Nothing may be dropped or altered: reproduce all the data.

((

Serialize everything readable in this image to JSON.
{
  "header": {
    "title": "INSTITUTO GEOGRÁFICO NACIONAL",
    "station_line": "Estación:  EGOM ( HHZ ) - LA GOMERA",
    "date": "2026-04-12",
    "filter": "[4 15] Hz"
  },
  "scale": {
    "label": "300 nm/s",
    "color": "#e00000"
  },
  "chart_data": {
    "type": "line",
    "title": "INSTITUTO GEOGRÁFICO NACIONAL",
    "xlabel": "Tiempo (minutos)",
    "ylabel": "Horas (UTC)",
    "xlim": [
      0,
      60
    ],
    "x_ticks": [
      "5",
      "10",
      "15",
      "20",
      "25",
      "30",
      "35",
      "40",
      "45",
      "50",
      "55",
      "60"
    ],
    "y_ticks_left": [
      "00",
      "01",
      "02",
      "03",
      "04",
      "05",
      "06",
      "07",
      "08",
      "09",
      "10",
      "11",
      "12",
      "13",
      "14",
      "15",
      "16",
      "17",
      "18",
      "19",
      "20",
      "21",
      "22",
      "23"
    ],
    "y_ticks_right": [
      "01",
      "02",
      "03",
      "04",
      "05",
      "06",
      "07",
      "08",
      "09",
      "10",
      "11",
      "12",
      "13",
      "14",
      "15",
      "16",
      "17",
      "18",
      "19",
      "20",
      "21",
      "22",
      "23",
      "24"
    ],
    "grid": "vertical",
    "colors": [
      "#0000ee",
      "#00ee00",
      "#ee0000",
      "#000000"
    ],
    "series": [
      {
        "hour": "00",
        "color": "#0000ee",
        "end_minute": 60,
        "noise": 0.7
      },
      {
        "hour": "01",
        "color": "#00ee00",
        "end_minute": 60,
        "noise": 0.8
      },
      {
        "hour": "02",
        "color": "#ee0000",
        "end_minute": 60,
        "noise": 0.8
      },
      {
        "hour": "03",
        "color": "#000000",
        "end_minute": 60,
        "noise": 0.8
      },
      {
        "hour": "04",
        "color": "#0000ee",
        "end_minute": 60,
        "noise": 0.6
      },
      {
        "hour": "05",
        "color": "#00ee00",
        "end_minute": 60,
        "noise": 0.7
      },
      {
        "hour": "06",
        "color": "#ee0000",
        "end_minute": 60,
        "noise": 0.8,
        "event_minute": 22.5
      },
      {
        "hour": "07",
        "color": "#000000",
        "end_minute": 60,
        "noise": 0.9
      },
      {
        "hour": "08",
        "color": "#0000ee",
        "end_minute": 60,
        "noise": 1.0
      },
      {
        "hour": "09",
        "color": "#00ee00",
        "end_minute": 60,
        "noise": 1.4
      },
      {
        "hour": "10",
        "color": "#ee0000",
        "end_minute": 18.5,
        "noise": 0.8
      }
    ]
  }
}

))

**Written answer**:
Serialize everything readable in this image to JSON.
{
  "header": {
    "title": "INSTITUTO GEOGRÁFICO NACIONAL",
    "station_line": "Estación:  EGOM ( HHZ ) - LA GOMERA",
    "date": "2026-04-12",
    "filter": "[4 15] Hz"
  },
  "scale": {
    "label": "300 nm/s",
    "color": "#e00000"
  },
  "chart_data": {
    "type": "line",
    "title": "INSTITUTO GEOGRÁFICO NACIONAL",
    "xlabel": "Tiempo (minutos)",
    "ylabel": "Horas (UTC)",
    "xlim": [
      0,
      60
    ],
    "x_ticks": [
      "5",
      "10",
      "15",
      "20",
      "25",
      "30",
      "35",
      "40",
      "45",
      "50",
      "55",
      "60"
    ],
    "y_ticks_left": [
      "00",
      "01",
      "02",
      "03",
      "04",
      "05",
      "06",
      "07",
      "08",
      "09",
      "10",
      "11",
      "12",
      "13",
      "14",
      "15",
      "16",
      "17",
      "18",
      "19",
      "20",
      "21",
      "22",
      "23"
    ],
    "y_ticks_right": [
      "01",
      "02",
      "03",
      "04",
      "05",
      "06",
      "07",
      "08",
      "09",
      "10",
      "11",
      "12",
      "13",
      "14",
      "15",
      "16",
      "17",
      "18",
      "19",
      "20",
      "21",
      "22",
      "23",
      "24"
    ],
    "grid": "vertical",
    "colors": [
      "#0000ee",
      "#00ee00",
      "#ee0000",
      "#000000"
    ],
    "series": [
      {
        "hour": "00",
        "color": "#0000ee",
        "end_minute": 60,
        "noise": 0.7
      },
      {
        "hour": "01",
        "color": "#00ee00",
        "end_minute": 60,
        "noise": 0.8
      },
      {
        "hour": "02",
        "color": "#ee0000",
        "end_minute": 60,
        "noise": 0.8
      },
      {
        "hour": "03",
        "color": "#000000",
        "end_minute": 60,
        "noise": 0.8
      },
      {
        "hour": "04",
        "color": "#0000ee",
        "end_minute": 60,
        "noise": 0.6
      },
      {
        "hour": "05",
        "color": "#00ee00",
        "end_minute": 60,
        "noise": 0.7
      },
      {
        "hour": "06",
        "color": "#ee0000",
        "end_minute": 60,
        "noise": 0.8,
        "event_minute": 22.5
      },
      {
        "hour": "07",
        "color": "#000000",
        "end_minute": 60,
        "noise": 0.9
      },
      {
        "hour": "08",
        "color": "#0000ee",
        "end_minute": 60,
        "noise": 1.0
      },
      {
        "hour": "09",
        "color": "#00ee00",
        "end_minute": 60,
        "noise": 1.4
      },
      {
        "hour": "10",
        "color": "#ee0000",
        "end_minute": 18.5,
        "noise": 0.8
      }
    ]
  }
}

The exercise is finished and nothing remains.